• Task requirements: Check the listing below for lines with the word "REST" and say how many there are, with nothing but the number.

Collected data
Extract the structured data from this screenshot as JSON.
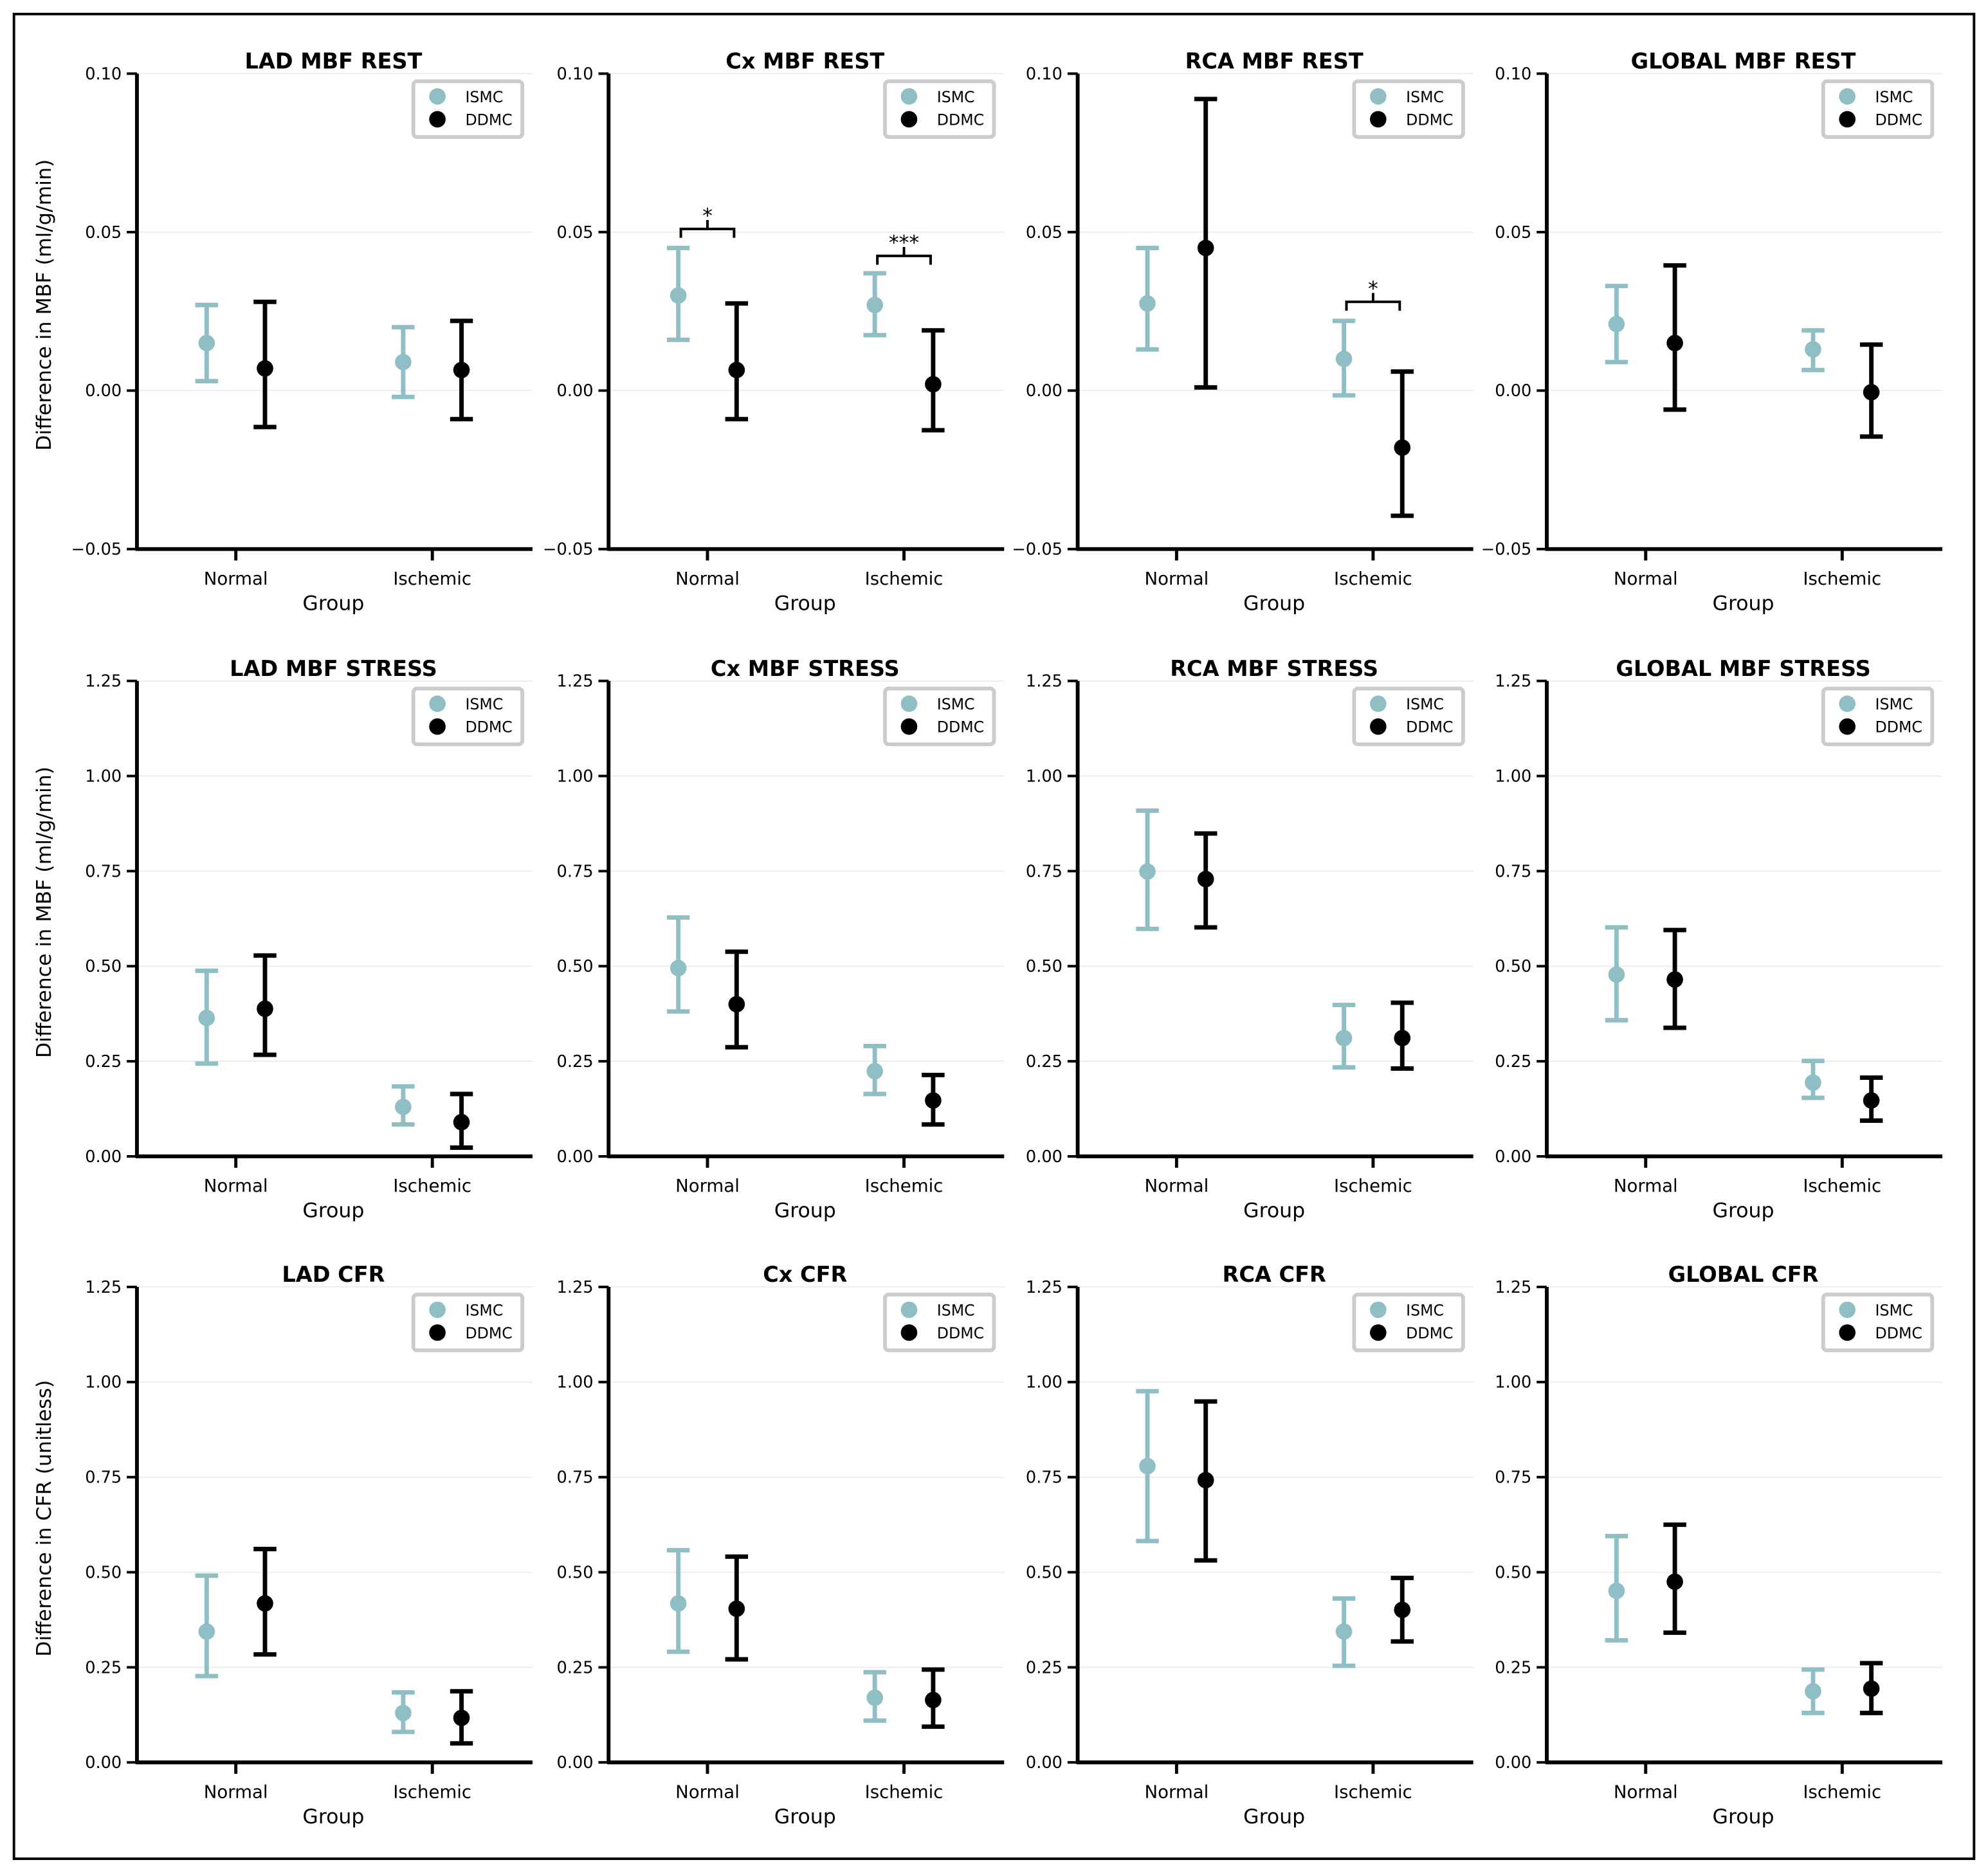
{
  "colors": {
    "ISMC": "#8fbfc4",
    "DDMC": "#000000",
    "grid": "#ececec"
  },
  "legend": {
    "placement": "top-right",
    "entries": [
      "ISMC",
      "DDMC"
    ]
  },
  "chart_data": [
    {
      "type": "errorbar",
      "title": "LAD MBF REST",
      "xlabel": "Group",
      "ylabel": "Difference in MBF (ml/g/min)",
      "categories": [
        "Normal",
        "Ischemic"
      ],
      "ylim": [
        -0.05,
        0.1
      ],
      "yticks": [
        "−0.05",
        "0.00",
        "0.05",
        "0.10"
      ],
      "ytick_values": [
        -0.05,
        0,
        0.05,
        0.1
      ],
      "grid": true,
      "series": [
        {
          "name": "ISMC",
          "mean": [
            0.015,
            0.009
          ],
          "low": [
            0.003,
            -0.002
          ],
          "high": [
            0.027,
            0.02
          ]
        },
        {
          "name": "DDMC",
          "mean": [
            0.007,
            0.0065
          ],
          "low": [
            -0.0115,
            -0.009
          ],
          "high": [
            0.028,
            0.022
          ]
        }
      ],
      "annotations": []
    },
    {
      "type": "errorbar",
      "title": "Cx MBF REST",
      "xlabel": "Group",
      "ylabel": "",
      "categories": [
        "Normal",
        "Ischemic"
      ],
      "ylim": [
        -0.05,
        0.1
      ],
      "yticks": [
        "−0.05",
        "0.00",
        "0.05",
        "0.10"
      ],
      "ytick_values": [
        -0.05,
        0,
        0.05,
        0.1
      ],
      "grid": true,
      "series": [
        {
          "name": "ISMC",
          "mean": [
            0.03,
            0.027
          ],
          "low": [
            0.016,
            0.0175
          ],
          "high": [
            0.045,
            0.037
          ]
        },
        {
          "name": "DDMC",
          "mean": [
            0.0065,
            0.002
          ],
          "low": [
            -0.009,
            -0.0125
          ],
          "high": [
            0.0275,
            0.019
          ]
        }
      ],
      "annotations": [
        {
          "category": "Normal",
          "text": "*",
          "y": 0.051
        },
        {
          "category": "Ischemic",
          "text": "***",
          "y": 0.0425
        }
      ]
    },
    {
      "type": "errorbar",
      "title": "RCA MBF REST",
      "xlabel": "Group",
      "ylabel": "",
      "categories": [
        "Normal",
        "Ischemic"
      ],
      "ylim": [
        -0.05,
        0.1
      ],
      "yticks": [
        "−0.05",
        "0.00",
        "0.05",
        "0.10"
      ],
      "ytick_values": [
        -0.05,
        0,
        0.05,
        0.1
      ],
      "grid": true,
      "series": [
        {
          "name": "ISMC",
          "mean": [
            0.0275,
            0.01
          ],
          "low": [
            0.013,
            -0.0015
          ],
          "high": [
            0.045,
            0.022
          ]
        },
        {
          "name": "DDMC",
          "mean": [
            0.045,
            -0.018
          ],
          "low": [
            0.001,
            -0.0395
          ],
          "high": [
            0.092,
            0.006
          ]
        }
      ],
      "annotations": [
        {
          "category": "Ischemic",
          "text": "*",
          "y": 0.028
        }
      ]
    },
    {
      "type": "errorbar",
      "title": "GLOBAL MBF REST",
      "xlabel": "Group",
      "ylabel": "",
      "categories": [
        "Normal",
        "Ischemic"
      ],
      "ylim": [
        -0.05,
        0.1
      ],
      "yticks": [
        "−0.05",
        "0.00",
        "0.05",
        "0.10"
      ],
      "ytick_values": [
        -0.05,
        0,
        0.05,
        0.1
      ],
      "grid": true,
      "series": [
        {
          "name": "ISMC",
          "mean": [
            0.021,
            0.013
          ],
          "low": [
            0.009,
            0.0065
          ],
          "high": [
            0.033,
            0.019
          ]
        },
        {
          "name": "DDMC",
          "mean": [
            0.015,
            -0.0005
          ],
          "low": [
            -0.006,
            -0.0145
          ],
          "high": [
            0.0395,
            0.0145
          ]
        }
      ],
      "annotations": []
    },
    {
      "type": "errorbar",
      "title": "LAD MBF STRESS",
      "xlabel": "Group",
      "ylabel": "Difference in MBF (ml/g/min)",
      "categories": [
        "Normal",
        "Ischemic"
      ],
      "ylim": [
        0,
        1.25
      ],
      "yticks": [
        "0.00",
        "0.25",
        "0.50",
        "0.75",
        "1.00",
        "1.25"
      ],
      "ytick_values": [
        0,
        0.25,
        0.5,
        0.75,
        1.0,
        1.25
      ],
      "grid": true,
      "series": [
        {
          "name": "ISMC",
          "mean": [
            0.364,
            0.13
          ],
          "low": [
            0.244,
            0.084
          ],
          "high": [
            0.488,
            0.184
          ]
        },
        {
          "name": "DDMC",
          "mean": [
            0.388,
            0.09
          ],
          "low": [
            0.267,
            0.023
          ],
          "high": [
            0.528,
            0.164
          ]
        }
      ],
      "annotations": []
    },
    {
      "type": "errorbar",
      "title": "Cx MBF STRESS",
      "xlabel": "Group",
      "ylabel": "",
      "categories": [
        "Normal",
        "Ischemic"
      ],
      "ylim": [
        0,
        1.25
      ],
      "yticks": [
        "0.00",
        "0.25",
        "0.50",
        "0.75",
        "1.00",
        "1.25"
      ],
      "ytick_values": [
        0,
        0.25,
        0.5,
        0.75,
        1.0,
        1.25
      ],
      "grid": true,
      "series": [
        {
          "name": "ISMC",
          "mean": [
            0.495,
            0.224
          ],
          "low": [
            0.381,
            0.164
          ],
          "high": [
            0.628,
            0.29
          ]
        },
        {
          "name": "DDMC",
          "mean": [
            0.4,
            0.147
          ],
          "low": [
            0.287,
            0.084
          ],
          "high": [
            0.538,
            0.214
          ]
        }
      ],
      "annotations": []
    },
    {
      "type": "errorbar",
      "title": "RCA MBF STRESS",
      "xlabel": "Group",
      "ylabel": "",
      "categories": [
        "Normal",
        "Ischemic"
      ],
      "ylim": [
        0,
        1.25
      ],
      "yticks": [
        "0.00",
        "0.25",
        "0.50",
        "0.75",
        "1.00",
        "1.25"
      ],
      "ytick_values": [
        0,
        0.25,
        0.5,
        0.75,
        1.0,
        1.25
      ],
      "grid": true,
      "series": [
        {
          "name": "ISMC",
          "mean": [
            0.749,
            0.311
          ],
          "low": [
            0.598,
            0.234
          ],
          "high": [
            0.909,
            0.398
          ]
        },
        {
          "name": "DDMC",
          "mean": [
            0.729,
            0.311
          ],
          "low": [
            0.602,
            0.231
          ],
          "high": [
            0.849,
            0.404
          ]
        }
      ],
      "annotations": []
    },
    {
      "type": "errorbar",
      "title": "GLOBAL MBF STRESS",
      "xlabel": "Group",
      "ylabel": "",
      "categories": [
        "Normal",
        "Ischemic"
      ],
      "ylim": [
        0,
        1.25
      ],
      "yticks": [
        "0.00",
        "0.25",
        "0.50",
        "0.75",
        "1.00",
        "1.25"
      ],
      "ytick_values": [
        0,
        0.25,
        0.5,
        0.75,
        1.0,
        1.25
      ],
      "grid": true,
      "series": [
        {
          "name": "ISMC",
          "mean": [
            0.478,
            0.194
          ],
          "low": [
            0.358,
            0.154
          ],
          "high": [
            0.602,
            0.251
          ]
        },
        {
          "name": "DDMC",
          "mean": [
            0.465,
            0.147
          ],
          "low": [
            0.338,
            0.094
          ],
          "high": [
            0.595,
            0.207
          ]
        }
      ],
      "annotations": []
    },
    {
      "type": "errorbar",
      "title": "LAD CFR",
      "xlabel": "Group",
      "ylabel": "Difference in CFR (unitless)",
      "categories": [
        "Normal",
        "Ischemic"
      ],
      "ylim": [
        0,
        1.25
      ],
      "yticks": [
        "0.00",
        "0.25",
        "0.50",
        "0.75",
        "1.00",
        "1.25"
      ],
      "ytick_values": [
        0,
        0.25,
        0.5,
        0.75,
        1.0,
        1.25
      ],
      "grid": true,
      "series": [
        {
          "name": "ISMC",
          "mean": [
            0.344,
            0.13
          ],
          "low": [
            0.227,
            0.08
          ],
          "high": [
            0.491,
            0.184
          ]
        },
        {
          "name": "DDMC",
          "mean": [
            0.418,
            0.117
          ],
          "low": [
            0.284,
            0.05
          ],
          "high": [
            0.561,
            0.187
          ]
        }
      ],
      "annotations": []
    },
    {
      "type": "errorbar",
      "title": "Cx CFR",
      "xlabel": "Group",
      "ylabel": "",
      "categories": [
        "Normal",
        "Ischemic"
      ],
      "ylim": [
        0,
        1.25
      ],
      "yticks": [
        "0.00",
        "0.25",
        "0.50",
        "0.75",
        "1.00",
        "1.25"
      ],
      "ytick_values": [
        0,
        0.25,
        0.5,
        0.75,
        1.0,
        1.25
      ],
      "grid": true,
      "series": [
        {
          "name": "ISMC",
          "mean": [
            0.418,
            0.17
          ],
          "low": [
            0.291,
            0.11
          ],
          "high": [
            0.558,
            0.237
          ]
        },
        {
          "name": "DDMC",
          "mean": [
            0.404,
            0.164
          ],
          "low": [
            0.271,
            0.094
          ],
          "high": [
            0.541,
            0.244
          ]
        }
      ],
      "annotations": []
    },
    {
      "type": "errorbar",
      "title": "RCA CFR",
      "xlabel": "Group",
      "ylabel": "",
      "categories": [
        "Normal",
        "Ischemic"
      ],
      "ylim": [
        0,
        1.25
      ],
      "yticks": [
        "0.00",
        "0.25",
        "0.50",
        "0.75",
        "1.00",
        "1.25"
      ],
      "ytick_values": [
        0,
        0.25,
        0.5,
        0.75,
        1.0,
        1.25
      ],
      "grid": true,
      "series": [
        {
          "name": "ISMC",
          "mean": [
            0.779,
            0.344
          ],
          "low": [
            0.582,
            0.254
          ],
          "high": [
            0.976,
            0.431
          ]
        },
        {
          "name": "DDMC",
          "mean": [
            0.742,
            0.401
          ],
          "low": [
            0.531,
            0.318
          ],
          "high": [
            0.949,
            0.485
          ]
        }
      ],
      "annotations": []
    },
    {
      "type": "errorbar",
      "title": "GLOBAL CFR",
      "xlabel": "Group",
      "ylabel": "",
      "categories": [
        "Normal",
        "Ischemic"
      ],
      "ylim": [
        0,
        1.25
      ],
      "yticks": [
        "0.00",
        "0.25",
        "0.50",
        "0.75",
        "1.00",
        "1.25"
      ],
      "ytick_values": [
        0,
        0.25,
        0.5,
        0.75,
        1.0,
        1.25
      ],
      "grid": true,
      "series": [
        {
          "name": "ISMC",
          "mean": [
            0.451,
            0.187
          ],
          "low": [
            0.321,
            0.13
          ],
          "high": [
            0.595,
            0.244
          ]
        },
        {
          "name": "DDMC",
          "mean": [
            0.475,
            0.194
          ],
          "low": [
            0.341,
            0.13
          ],
          "high": [
            0.625,
            0.261
          ]
        }
      ],
      "annotations": []
    }
  ]
}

• Response: 4